(Excerpt from a dataset)

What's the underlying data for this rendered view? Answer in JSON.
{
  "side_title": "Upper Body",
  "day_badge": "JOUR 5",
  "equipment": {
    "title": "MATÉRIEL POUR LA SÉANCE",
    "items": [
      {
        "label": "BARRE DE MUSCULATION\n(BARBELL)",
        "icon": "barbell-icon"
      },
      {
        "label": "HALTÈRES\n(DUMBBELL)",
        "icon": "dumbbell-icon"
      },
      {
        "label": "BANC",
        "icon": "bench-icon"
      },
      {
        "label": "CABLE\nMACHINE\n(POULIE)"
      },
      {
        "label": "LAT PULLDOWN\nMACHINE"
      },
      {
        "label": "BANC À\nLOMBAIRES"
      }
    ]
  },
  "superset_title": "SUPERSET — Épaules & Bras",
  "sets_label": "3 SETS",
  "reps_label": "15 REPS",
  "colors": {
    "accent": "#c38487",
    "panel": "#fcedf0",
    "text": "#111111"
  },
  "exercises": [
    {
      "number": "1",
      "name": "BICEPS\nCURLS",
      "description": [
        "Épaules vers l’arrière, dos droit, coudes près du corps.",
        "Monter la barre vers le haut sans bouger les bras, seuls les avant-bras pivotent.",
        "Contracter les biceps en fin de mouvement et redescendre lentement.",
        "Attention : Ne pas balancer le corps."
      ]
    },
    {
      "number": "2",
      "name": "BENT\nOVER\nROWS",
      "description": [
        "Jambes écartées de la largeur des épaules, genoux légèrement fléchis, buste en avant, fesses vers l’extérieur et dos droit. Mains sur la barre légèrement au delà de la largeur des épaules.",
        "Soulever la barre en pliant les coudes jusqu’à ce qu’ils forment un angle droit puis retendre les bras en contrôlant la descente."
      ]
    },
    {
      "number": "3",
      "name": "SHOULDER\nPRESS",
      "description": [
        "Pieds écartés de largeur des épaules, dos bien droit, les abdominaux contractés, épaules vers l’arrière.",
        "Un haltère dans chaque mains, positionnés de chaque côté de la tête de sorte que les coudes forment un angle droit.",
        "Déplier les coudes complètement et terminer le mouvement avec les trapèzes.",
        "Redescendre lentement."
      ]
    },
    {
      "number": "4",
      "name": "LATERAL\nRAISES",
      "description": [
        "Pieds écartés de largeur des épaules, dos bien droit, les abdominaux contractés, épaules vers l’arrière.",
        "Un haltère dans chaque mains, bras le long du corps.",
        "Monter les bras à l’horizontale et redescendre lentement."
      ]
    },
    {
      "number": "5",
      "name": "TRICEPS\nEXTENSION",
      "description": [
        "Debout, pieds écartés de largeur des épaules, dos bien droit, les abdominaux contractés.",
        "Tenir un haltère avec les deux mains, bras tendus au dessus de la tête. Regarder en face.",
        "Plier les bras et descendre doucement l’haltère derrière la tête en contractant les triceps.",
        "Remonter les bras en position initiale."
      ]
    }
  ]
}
...
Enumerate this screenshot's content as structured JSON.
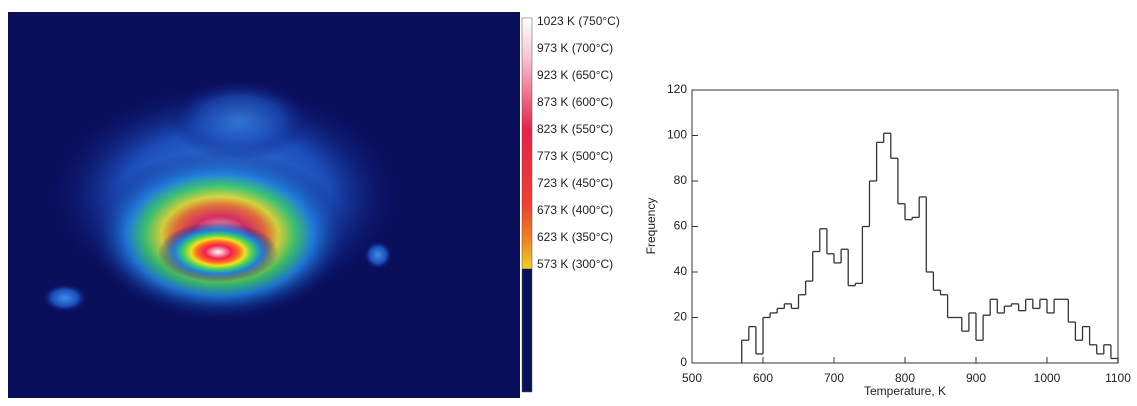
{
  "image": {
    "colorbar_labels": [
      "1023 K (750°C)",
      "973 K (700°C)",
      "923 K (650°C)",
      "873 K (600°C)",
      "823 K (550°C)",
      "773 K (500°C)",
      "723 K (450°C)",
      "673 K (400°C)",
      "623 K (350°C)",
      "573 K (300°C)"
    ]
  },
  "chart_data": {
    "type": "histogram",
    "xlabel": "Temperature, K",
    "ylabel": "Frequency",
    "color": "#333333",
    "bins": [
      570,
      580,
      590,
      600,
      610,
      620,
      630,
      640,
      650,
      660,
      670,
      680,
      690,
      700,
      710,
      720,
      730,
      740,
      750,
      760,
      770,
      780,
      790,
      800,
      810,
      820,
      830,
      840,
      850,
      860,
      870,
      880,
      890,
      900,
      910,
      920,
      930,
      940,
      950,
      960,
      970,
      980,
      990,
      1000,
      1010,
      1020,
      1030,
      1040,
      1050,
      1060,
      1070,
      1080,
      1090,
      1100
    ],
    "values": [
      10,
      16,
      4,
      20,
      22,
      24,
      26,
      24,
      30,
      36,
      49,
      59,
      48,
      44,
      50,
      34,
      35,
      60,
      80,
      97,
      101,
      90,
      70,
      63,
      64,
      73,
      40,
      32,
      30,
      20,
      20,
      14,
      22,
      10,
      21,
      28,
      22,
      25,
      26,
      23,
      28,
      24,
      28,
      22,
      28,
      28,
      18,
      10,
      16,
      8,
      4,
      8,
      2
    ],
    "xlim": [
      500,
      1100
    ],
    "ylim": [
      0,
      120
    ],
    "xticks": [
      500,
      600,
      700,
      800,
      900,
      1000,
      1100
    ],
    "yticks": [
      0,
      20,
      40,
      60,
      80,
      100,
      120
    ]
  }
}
==
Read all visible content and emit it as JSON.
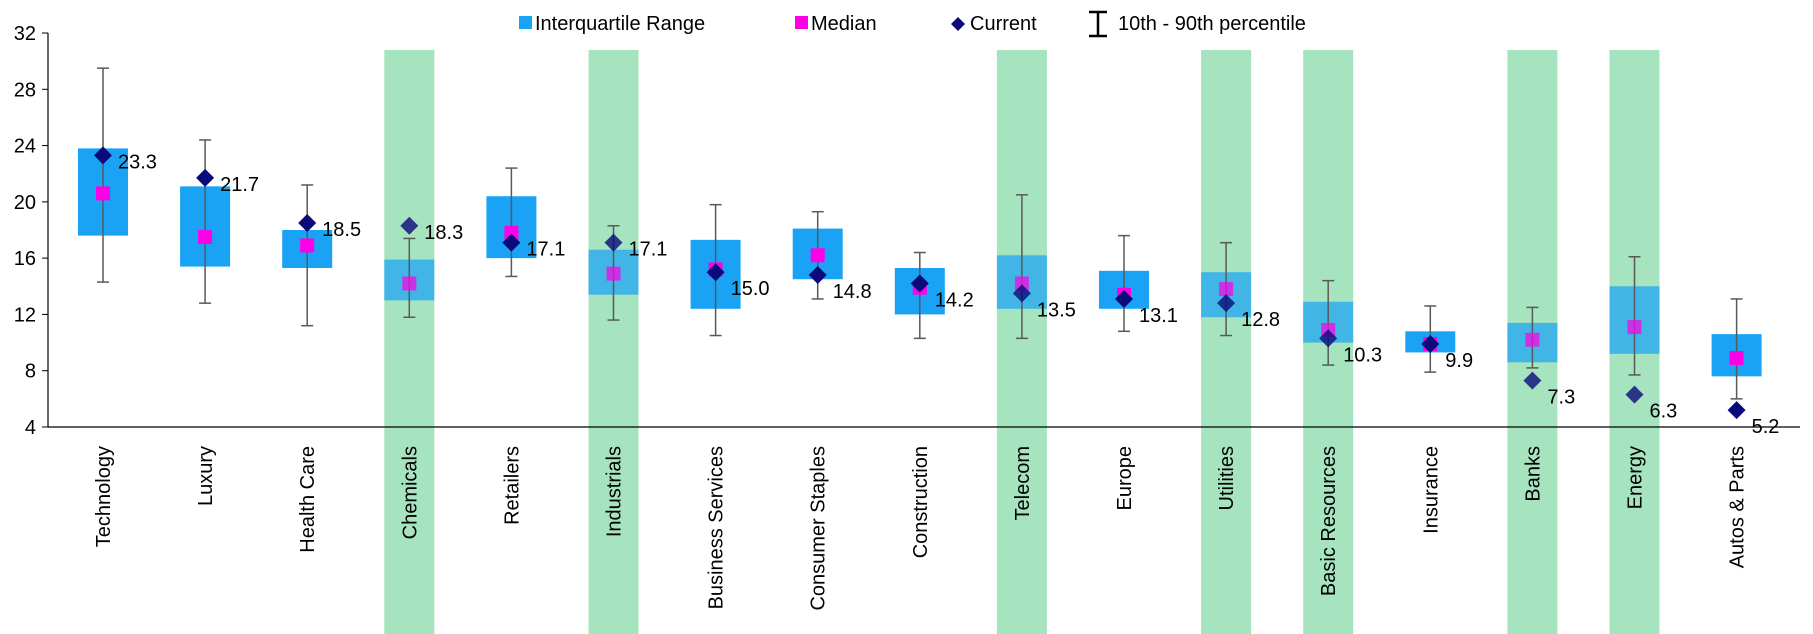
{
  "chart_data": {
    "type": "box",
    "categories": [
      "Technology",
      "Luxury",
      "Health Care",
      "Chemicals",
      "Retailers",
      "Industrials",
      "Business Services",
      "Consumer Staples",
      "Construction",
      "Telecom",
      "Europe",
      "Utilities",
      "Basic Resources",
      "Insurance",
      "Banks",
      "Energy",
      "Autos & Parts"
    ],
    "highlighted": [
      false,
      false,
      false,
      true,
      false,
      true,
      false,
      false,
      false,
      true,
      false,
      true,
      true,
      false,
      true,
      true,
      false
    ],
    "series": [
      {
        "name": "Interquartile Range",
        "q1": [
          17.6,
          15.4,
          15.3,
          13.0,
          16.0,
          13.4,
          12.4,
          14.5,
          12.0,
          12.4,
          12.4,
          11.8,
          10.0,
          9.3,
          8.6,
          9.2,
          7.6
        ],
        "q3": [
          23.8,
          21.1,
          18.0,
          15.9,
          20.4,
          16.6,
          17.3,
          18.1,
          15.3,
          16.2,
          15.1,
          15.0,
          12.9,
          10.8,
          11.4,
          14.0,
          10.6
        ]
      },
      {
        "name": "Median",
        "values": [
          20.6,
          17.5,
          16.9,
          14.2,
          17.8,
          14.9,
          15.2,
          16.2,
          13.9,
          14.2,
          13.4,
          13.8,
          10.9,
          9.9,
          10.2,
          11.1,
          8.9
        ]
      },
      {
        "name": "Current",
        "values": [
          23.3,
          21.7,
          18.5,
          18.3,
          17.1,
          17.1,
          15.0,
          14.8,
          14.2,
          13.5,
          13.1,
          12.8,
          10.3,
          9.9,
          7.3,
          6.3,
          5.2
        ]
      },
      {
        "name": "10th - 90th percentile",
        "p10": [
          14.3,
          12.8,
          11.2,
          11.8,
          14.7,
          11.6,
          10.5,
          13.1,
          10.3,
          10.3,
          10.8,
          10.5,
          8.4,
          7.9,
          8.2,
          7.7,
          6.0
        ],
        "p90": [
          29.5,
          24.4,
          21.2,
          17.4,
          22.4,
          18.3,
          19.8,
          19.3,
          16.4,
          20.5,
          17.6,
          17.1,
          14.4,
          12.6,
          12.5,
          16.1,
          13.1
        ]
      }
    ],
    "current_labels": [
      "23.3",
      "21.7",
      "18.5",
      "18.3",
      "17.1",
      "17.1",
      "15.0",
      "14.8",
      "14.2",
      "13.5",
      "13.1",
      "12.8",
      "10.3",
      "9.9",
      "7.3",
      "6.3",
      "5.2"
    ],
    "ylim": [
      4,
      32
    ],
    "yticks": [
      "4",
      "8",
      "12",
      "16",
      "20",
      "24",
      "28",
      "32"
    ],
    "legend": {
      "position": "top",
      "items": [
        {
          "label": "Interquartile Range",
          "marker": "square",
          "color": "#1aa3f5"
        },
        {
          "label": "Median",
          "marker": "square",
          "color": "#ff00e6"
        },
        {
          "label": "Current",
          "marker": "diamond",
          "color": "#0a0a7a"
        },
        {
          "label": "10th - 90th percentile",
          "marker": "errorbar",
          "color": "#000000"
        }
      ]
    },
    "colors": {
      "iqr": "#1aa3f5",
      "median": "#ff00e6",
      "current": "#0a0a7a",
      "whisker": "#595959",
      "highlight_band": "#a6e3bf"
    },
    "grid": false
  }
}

* [What you are asked to do]:
Find every line in the records above that contains the word "this", and copy each one.

* [Task solution]:
What's the underlying data for this rendered view? Answer in JSON.
Enumerate this screenshot's content as structured JSON.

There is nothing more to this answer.